## What the task asks
All records are to be retyped faithfully and completely.

## Records for the exercise
---

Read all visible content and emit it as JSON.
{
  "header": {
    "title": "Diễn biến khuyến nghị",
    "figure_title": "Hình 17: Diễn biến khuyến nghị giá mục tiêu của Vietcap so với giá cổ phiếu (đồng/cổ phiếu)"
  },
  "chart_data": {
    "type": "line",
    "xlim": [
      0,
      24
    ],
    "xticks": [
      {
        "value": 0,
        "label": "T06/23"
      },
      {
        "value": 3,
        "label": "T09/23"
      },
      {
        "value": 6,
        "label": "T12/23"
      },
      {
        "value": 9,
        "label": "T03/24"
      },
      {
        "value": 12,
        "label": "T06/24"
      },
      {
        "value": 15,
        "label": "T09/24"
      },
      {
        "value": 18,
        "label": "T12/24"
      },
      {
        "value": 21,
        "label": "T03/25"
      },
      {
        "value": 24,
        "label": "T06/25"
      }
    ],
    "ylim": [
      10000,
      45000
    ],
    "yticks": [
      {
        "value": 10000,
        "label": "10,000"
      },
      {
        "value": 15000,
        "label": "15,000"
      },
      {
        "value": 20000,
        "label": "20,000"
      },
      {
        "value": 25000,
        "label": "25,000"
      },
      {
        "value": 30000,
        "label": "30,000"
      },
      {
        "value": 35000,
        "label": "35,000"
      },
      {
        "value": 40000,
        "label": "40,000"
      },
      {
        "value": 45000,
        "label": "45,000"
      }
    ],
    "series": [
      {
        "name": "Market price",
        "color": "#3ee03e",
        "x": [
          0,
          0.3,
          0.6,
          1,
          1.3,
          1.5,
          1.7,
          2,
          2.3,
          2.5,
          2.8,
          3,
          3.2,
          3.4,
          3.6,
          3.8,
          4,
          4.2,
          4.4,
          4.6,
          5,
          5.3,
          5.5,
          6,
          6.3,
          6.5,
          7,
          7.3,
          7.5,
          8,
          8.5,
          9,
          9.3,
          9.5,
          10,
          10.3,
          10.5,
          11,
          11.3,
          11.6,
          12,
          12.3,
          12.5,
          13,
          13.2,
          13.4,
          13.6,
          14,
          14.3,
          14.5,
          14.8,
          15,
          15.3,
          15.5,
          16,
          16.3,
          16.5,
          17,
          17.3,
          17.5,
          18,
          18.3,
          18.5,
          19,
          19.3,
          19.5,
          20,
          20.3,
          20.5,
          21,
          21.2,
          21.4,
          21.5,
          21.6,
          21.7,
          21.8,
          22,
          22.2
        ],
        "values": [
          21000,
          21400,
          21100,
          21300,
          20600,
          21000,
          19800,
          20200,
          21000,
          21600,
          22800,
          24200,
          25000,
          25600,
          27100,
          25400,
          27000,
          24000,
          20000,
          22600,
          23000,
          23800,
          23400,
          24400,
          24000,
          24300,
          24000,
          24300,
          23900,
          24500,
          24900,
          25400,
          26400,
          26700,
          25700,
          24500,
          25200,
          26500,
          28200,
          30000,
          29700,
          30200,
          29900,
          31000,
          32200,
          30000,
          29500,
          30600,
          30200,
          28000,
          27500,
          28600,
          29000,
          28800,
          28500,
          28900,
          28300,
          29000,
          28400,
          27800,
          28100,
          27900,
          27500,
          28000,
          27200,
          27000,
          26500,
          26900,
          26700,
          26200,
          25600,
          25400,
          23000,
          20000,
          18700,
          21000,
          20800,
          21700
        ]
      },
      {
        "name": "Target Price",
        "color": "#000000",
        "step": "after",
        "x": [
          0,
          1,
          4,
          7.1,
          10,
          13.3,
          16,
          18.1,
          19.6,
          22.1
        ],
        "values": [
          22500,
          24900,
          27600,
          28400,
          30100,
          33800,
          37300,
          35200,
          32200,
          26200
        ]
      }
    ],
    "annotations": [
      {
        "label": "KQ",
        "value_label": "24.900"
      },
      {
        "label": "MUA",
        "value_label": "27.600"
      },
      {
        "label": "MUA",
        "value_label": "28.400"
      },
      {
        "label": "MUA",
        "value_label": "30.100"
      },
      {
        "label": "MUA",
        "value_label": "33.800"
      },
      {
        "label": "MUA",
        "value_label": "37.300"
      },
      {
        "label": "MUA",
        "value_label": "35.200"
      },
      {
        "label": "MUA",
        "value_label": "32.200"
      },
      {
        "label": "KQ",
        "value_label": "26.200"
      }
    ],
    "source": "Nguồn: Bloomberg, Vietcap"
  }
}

---

## Result of the exercise
Read all visible content and emit it as JSON.
{
  "header": {
    "title": "Diễn biến khuyến nghị",
    "figure_title": "Hình 17: Diễn biến khuyến nghị giá mục tiêu của Vietcap so với giá cổ phiếu (đồng/cổ phiếu)"
  },
  "chart_data": {
    "type": "line",
    "xlim": [
      0,
      24
    ],
    "xticks": [
      {
        "value": 0,
        "label": "T06/23"
      },
      {
        "value": 3,
        "label": "T09/23"
      },
      {
        "value": 6,
        "label": "T12/23"
      },
      {
        "value": 9,
        "label": "T03/24"
      },
      {
        "value": 12,
        "label": "T06/24"
      },
      {
        "value": 15,
        "label": "T09/24"
      },
      {
        "value": 18,
        "label": "T12/24"
      },
      {
        "value": 21,
        "label": "T03/25"
      },
      {
        "value": 24,
        "label": "T06/25"
      }
    ],
    "ylim": [
      10000,
      45000
    ],
    "yticks": [
      {
        "value": 10000,
        "label": "10,000"
      },
      {
        "value": 15000,
        "label": "15,000"
      },
      {
        "value": 20000,
        "label": "20,000"
      },
      {
        "value": 25000,
        "label": "25,000"
      },
      {
        "value": 30000,
        "label": "30,000"
      },
      {
        "value": 35000,
        "label": "35,000"
      },
      {
        "value": 40000,
        "label": "40,000"
      },
      {
        "value": 45000,
        "label": "45,000"
      }
    ],
    "series": [
      {
        "name": "Market price",
        "color": "#3ee03e",
        "x": [
          0,
          0.3,
          0.6,
          1,
          1.3,
          1.5,
          1.7,
          2,
          2.3,
          2.5,
          2.8,
          3,
          3.2,
          3.4,
          3.6,
          3.8,
          4,
          4.2,
          4.4,
          4.6,
          5,
          5.3,
          5.5,
          6,
          6.3,
          6.5,
          7,
          7.3,
          7.5,
          8,
          8.5,
          9,
          9.3,
          9.5,
          10,
          10.3,
          10.5,
          11,
          11.3,
          11.6,
          12,
          12.3,
          12.5,
          13,
          13.2,
          13.4,
          13.6,
          14,
          14.3,
          14.5,
          14.8,
          15,
          15.3,
          15.5,
          16,
          16.3,
          16.5,
          17,
          17.3,
          17.5,
          18,
          18.3,
          18.5,
          19,
          19.3,
          19.5,
          20,
          20.3,
          20.5,
          21,
          21.2,
          21.4,
          21.5,
          21.6,
          21.7,
          21.8,
          22,
          22.2
        ],
        "values": [
          21000,
          21400,
          21100,
          21300,
          20600,
          21000,
          19800,
          20200,
          21000,
          21600,
          22800,
          24200,
          25000,
          25600,
          27100,
          25400,
          27000,
          24000,
          20000,
          22600,
          23000,
          23800,
          23400,
          24400,
          24000,
          24300,
          24000,
          24300,
          23900,
          24500,
          24900,
          25400,
          26400,
          26700,
          25700,
          24500,
          25200,
          26500,
          28200,
          30000,
          29700,
          30200,
          29900,
          31000,
          32200,
          30000,
          29500,
          30600,
          30200,
          28000,
          27500,
          28600,
          29000,
          28800,
          28500,
          28900,
          28300,
          29000,
          28400,
          27800,
          28100,
          27900,
          27500,
          28000,
          27200,
          27000,
          26500,
          26900,
          26700,
          26200,
          25600,
          25400,
          23000,
          20000,
          18700,
          21000,
          20800,
          21700
        ]
      },
      {
        "name": "Target Price",
        "color": "#000000",
        "step": "after",
        "x": [
          0,
          1,
          4,
          7.1,
          10,
          13.3,
          16,
          18.1,
          19.6,
          22.1
        ],
        "values": [
          22500,
          24900,
          27600,
          28400,
          30100,
          33800,
          37300,
          35200,
          32200,
          26200
        ]
      }
    ],
    "annotations": [
      {
        "label": "KQ",
        "value_label": "24.900"
      },
      {
        "label": "MUA",
        "value_label": "27.600"
      },
      {
        "label": "MUA",
        "value_label": "28.400"
      },
      {
        "label": "MUA",
        "value_label": "30.100"
      },
      {
        "label": "MUA",
        "value_label": "33.800"
      },
      {
        "label": "MUA",
        "value_label": "37.300"
      },
      {
        "label": "MUA",
        "value_label": "35.200"
      },
      {
        "label": "MUA",
        "value_label": "32.200"
      },
      {
        "label": "KQ",
        "value_label": "26.200"
      }
    ],
    "source": "Nguồn: Bloomberg, Vietcap"
  }
}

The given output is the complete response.